Exercise brief:
Of the lines in the listing, how many include the string "olla"? Write the number and nothing else.
==== The records
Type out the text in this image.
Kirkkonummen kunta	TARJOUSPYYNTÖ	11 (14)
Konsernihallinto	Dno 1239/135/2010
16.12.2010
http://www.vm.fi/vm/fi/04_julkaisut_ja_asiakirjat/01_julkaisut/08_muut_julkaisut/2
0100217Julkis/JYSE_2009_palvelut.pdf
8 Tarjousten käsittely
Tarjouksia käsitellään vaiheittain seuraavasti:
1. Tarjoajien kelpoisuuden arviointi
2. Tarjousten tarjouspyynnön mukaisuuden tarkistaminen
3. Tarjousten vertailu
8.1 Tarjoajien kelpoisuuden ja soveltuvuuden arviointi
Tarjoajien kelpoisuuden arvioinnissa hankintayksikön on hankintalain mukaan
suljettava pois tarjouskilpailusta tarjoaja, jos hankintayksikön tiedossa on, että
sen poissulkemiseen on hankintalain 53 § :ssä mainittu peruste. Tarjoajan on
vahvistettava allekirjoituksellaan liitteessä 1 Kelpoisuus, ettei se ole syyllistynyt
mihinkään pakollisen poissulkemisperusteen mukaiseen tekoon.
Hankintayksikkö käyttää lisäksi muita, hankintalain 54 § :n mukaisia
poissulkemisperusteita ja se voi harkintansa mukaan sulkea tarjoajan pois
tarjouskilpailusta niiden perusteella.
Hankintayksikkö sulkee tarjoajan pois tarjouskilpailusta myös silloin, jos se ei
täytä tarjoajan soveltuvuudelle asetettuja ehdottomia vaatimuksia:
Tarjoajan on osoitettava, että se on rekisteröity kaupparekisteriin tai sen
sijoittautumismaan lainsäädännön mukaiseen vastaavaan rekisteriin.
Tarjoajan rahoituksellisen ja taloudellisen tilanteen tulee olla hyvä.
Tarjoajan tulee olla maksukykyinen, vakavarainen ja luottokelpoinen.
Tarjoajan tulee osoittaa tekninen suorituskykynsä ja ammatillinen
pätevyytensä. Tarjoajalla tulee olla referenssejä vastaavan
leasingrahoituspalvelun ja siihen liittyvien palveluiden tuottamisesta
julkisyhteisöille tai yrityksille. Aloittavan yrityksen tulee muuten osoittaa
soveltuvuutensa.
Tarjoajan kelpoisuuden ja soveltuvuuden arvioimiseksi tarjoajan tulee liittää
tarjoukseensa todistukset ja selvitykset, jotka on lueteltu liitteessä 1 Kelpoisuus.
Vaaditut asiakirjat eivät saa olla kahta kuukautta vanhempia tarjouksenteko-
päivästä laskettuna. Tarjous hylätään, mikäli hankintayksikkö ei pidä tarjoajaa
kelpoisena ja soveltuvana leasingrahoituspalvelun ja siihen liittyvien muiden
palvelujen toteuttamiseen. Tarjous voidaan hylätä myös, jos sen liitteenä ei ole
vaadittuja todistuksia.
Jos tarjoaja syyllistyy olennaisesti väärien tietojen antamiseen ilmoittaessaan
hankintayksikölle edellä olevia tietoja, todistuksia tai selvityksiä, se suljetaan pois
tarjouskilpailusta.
========
Written response:
4